- [To be done]
Copy out the records precisely, omitting pictures.
·····
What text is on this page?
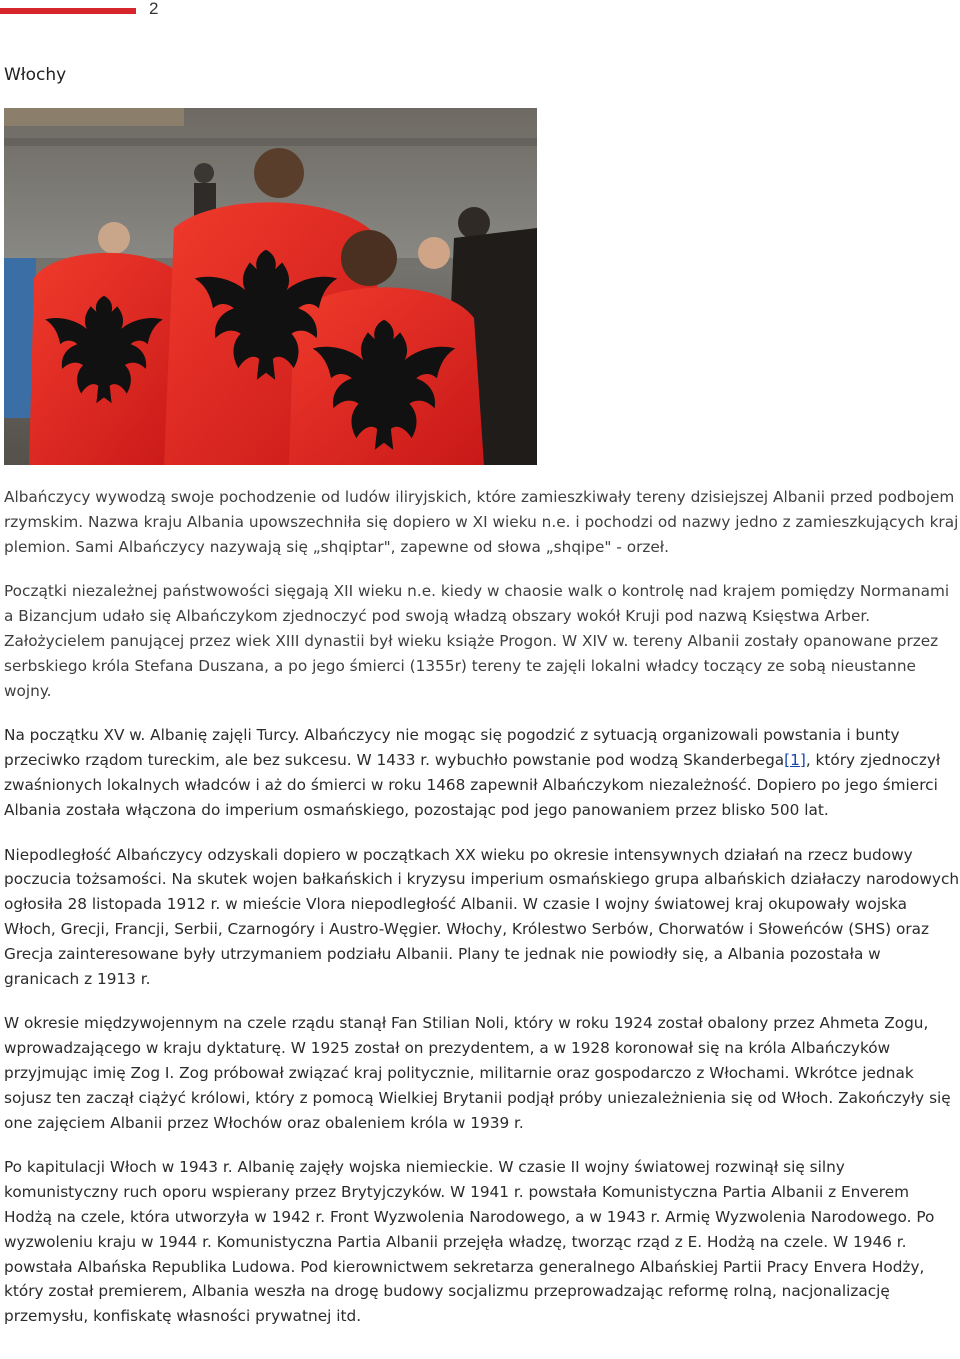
2
Włochy

Albańczycy wywodzą swoje pochodzenie od ludów iliryjskich, które zamieszkiwały tereny dzisiejszej Albanii przed podbojem rzymskim. Nazwa kraju Albania upowszechniła się dopiero w XI wieku n.e. i pochodzi od nazwy jedno z zamieszkujących kraj plemion. Sami Albańczycy nazywają się „shqiptar", zapewne od słowa „shqipe" - orzeł.

Początki niezależnej państwowości sięgają XII wieku n.e. kiedy w chaosie walk o kontrolę nad krajem pomiędzy Normanami a Bizancjum udało się Albańczykom zjednoczyć pod swoją władzą obszary wokół Kruji pod nazwą Księstwa Arber. Założycielem panującej przez wiek XIII dynastii był wieku książe Progon. W XIV w. tereny Albanii zostały opanowane przez serbskiego króla Stefana Duszana, a po jego śmierci (1355r) tereny te zajęli lokalni władcy toczący ze sobą nieustanne wojny.

Na początku XV w. Albanię zajęli Turcy. Albańczycy nie mogąc się pogodzić z sytuacją organizowali powstania i bunty przeciwko rządom tureckim, ale bez sukcesu. W 1433 r. wybuchło powstanie pod wodzą Skanderbega[1], który zjednoczył zwaśnionych lokalnych władców i aż do śmierci w roku 1468 zapewnił Albańczykom niezależność. Dopiero po jego śmierci Albania została włączona do imperium osmańskiego, pozostając pod jego panowaniem przez blisko 500 lat.

Niepodległość Albańczycy odzyskali dopiero w początkach XX wieku po okresie intensywnych działań na rzecz budowy poczucia tożsamości. Na skutek wojen bałkańskich i kryzysu imperium osmańskiego grupa albańskich działaczy narodowych ogłosiła 28 listopada 1912 r. w mieście Vlora niepodległość Albanii. W czasie I wojny światowej kraj okupowały wojska Włoch, Grecji, Francji, Serbii, Czarnogóry i Austro-Węgier. Włochy, Królestwo Serbów, Chorwatów i Słoweńców (SHS) oraz Grecja zainteresowane były utrzymaniem podziału Albanii. Plany te jednak nie powiodły się, a Albania pozostała w granicach z 1913 r.

W okresie międzywojennym na czele rządu stanął Fan Stilian Noli, który w roku 1924 został obalony przez Ahmeta Zogu, wprowadzającego w kraju dyktaturę. W 1925 został on prezydentem, a w 1928 koronował się na króla Albańczyków przyjmując imię Zog I. Zog próbował związać kraj politycznie, militarnie oraz gospodarczo z Włochami. Wkrótce jednak sojusz ten zaczął ciążyć królowi, który z pomocą Wielkiej Brytanii podjął próby uniezależnienia się od Włoch. Zakończyły się one zajęciem Albanii przez Włochów oraz obaleniem króla w 1939 r.

Po kapitulacji Włoch w 1943 r. Albanię zajęły wojska niemieckie. W czasie II wojny światowej rozwinął się silny komunistyczny ruch oporu wspierany przez Brytyjczyków. W 1941 r. powstała Komunistyczna Partia Albanii z Enverem Hodżą na czele, która utworzyła w 1942 r. Front Wyzwolenia Narodowego, a w 1943 r. Armię Wyzwolenia Narodowego. Po wyzwoleniu kraju w 1944 r. Komunistyczna Partia Albanii przejęła władzę, tworząc rząd z E. Hodżą na czele. W 1946 r. powstała Albańska Republika Ludowa. Pod kierownictwem sekretarza generalnego Albańskiej Partii Pracy Envera Hodży, który został premierem, Albania weszła na drogę budowy socjalizmu przeprowadzając reformę rolną, nacjonalizację przemysłu, konfiskatę własności prywatnej itd.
·····
- [Correct result]
What text is on this page?
2
Włochy

Albańczycy wywodzą swoje pochodzenie od ludów iliryjskich, które zamieszkiwały tereny dzisiejszej Albanii przed podbojem rzymskim. Nazwa kraju Albania upowszechniła się dopiero w XI wieku n.e. i pochodzi od nazwy jedno z zamieszkujących kraj plemion. Sami Albańczycy nazywają się „shqiptar", zapewne od słowa „shqipe" - orzeł.

Początki niezależnej państwowości sięgają XII wieku n.e. kiedy w chaosie walk o kontrolę nad krajem pomiędzy Normanami a Bizancjum udało się Albańczykom zjednoczyć pod swoją władzą obszary wokół Kruji pod nazwą Księstwa Arber. Założycielem panującej przez wiek XIII dynastii był wieku książe Progon. W XIV w. tereny Albanii zostały opanowane przez serbskiego króla Stefana Duszana, a po jego śmierci (1355r) tereny te zajęli lokalni władcy toczący ze sobą nieustanne wojny.

Na początku XV w. Albanię zajęli Turcy. Albańczycy nie mogąc się pogodzić z sytuacją organizowali powstania i bunty przeciwko rządom tureckim, ale bez sukcesu. W 1433 r. wybuchło powstanie pod wodzą Skanderbega[1], który zjednoczył zwaśnionych lokalnych władców i aż do śmierci w roku 1468 zapewnił Albańczykom niezależność. Dopiero po jego śmierci Albania została włączona do imperium osmańskiego, pozostając pod jego panowaniem przez blisko 500 lat.

Niepodległość Albańczycy odzyskali dopiero w początkach XX wieku po okresie intensywnych działań na rzecz budowy poczucia tożsamości. Na skutek wojen bałkańskich i kryzysu imperium osmańskiego grupa albańskich działaczy narodowych ogłosiła 28 listopada 1912 r. w mieście Vlora niepodległość Albanii. W czasie I wojny światowej kraj okupowały wojska Włoch, Grecji, Francji, Serbii, Czarnogóry i Austro-Węgier. Włochy, Królestwo Serbów, Chorwatów i Słoweńców (SHS) oraz Grecja zainteresowane były utrzymaniem podziału Albanii. Plany te jednak nie powiodły się, a Albania pozostała w granicach z 1913 r.

W okresie międzywojennym na czele rządu stanął Fan Stilian Noli, który w roku 1924 został obalony przez Ahmeta Zogu, wprowadzającego w kraju dyktaturę. W 1925 został on prezydentem, a w 1928 koronował się na króla Albańczyków przyjmując imię Zog I. Zog próbował związać kraj politycznie, militarnie oraz gospodarczo z Włochami. Wkrótce jednak sojusz ten zaczął ciążyć królowi, który z pomocą Wielkiej Brytanii podjął próby uniezależnienia się od Włoch. Zakończyły się one zajęciem Albanii przez Włochów oraz obaleniem króla w 1939 r.

Po kapitulacji Włoch w 1943 r. Albanię zajęły wojska niemieckie. W czasie II wojny światowej rozwinął się silny komunistyczny ruch oporu wspierany przez Brytyjczyków. W 1941 r. powstała Komunistyczna Partia Albanii z Enverem Hodżą na czele, która utworzyła w 1942 r. Front Wyzwolenia Narodowego, a w 1943 r. Armię Wyzwolenia Narodowego. Po wyzwoleniu kraju w 1944 r. Komunistyczna Partia Albanii przejęła władzę, tworząc rząd z E. Hodżą na czele. W 1946 r. powstała Albańska Republika Ludowa. Pod kierownictwem sekretarza generalnego Albańskiej Partii Pracy Envera Hodży, który został premierem, Albania weszła na drogę budowy socjalizmu przeprowadzając reformę rolną, nacjonalizację przemysłu, konfiskatę własności prywatnej itd.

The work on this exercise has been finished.